**GIVEN EXERCISE:** Write out all of the data without omission, exactly as shown.

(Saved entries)
# # # # #

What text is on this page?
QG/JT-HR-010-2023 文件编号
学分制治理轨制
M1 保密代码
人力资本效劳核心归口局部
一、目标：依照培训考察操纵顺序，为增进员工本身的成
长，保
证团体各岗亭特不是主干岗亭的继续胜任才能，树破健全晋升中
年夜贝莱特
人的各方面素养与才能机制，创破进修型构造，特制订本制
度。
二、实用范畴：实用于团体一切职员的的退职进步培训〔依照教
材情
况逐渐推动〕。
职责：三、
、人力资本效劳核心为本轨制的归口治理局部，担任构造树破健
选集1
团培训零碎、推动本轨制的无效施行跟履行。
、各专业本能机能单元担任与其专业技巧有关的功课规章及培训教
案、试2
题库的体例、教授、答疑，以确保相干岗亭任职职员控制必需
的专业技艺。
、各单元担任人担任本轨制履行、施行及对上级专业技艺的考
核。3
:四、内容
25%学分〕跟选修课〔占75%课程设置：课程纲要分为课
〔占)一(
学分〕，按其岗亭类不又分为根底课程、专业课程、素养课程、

# # # # #

**REPLY:**
What text is on this page?
QG/JT-HR-010-2023 文件编号
学分制治理轨制
M1 保密代码
人力资本效劳核心归口局部
一、目标：依照培训考察操纵顺序，为增进员工本身的成
长，保
证团体各岗亭特不是主干岗亭的继续胜任才能，树破健全晋升中
年夜贝莱特
人的各方面素养与才能机制，创破进修型构造，特制订本制
度。
二、实用范畴：实用于团体一切职员的的退职进步培训〔依照教
材情
况逐渐推动〕。
职责：三、
、人力资本效劳核心为本轨制的归口治理局部，担任构造树破健
选集1
团培训零碎、推动本轨制的无效施行跟履行。
、各专业本能机能单元担任与其专业技巧有关的功课规章及培训教
案、试2
题库的体例、教授、答疑，以确保相干岗亭任职职员控制必需
的专业技艺。
、各单元担任人担任本轨制履行、施行及对上级专业技艺的考
核。3
:四、内容
25%学分〕跟选修课〔占75%课程设置：课程纲要分为课
〔占)一(
学分〕，按其岗亭类不又分为根底课程、专业课程、素养课程、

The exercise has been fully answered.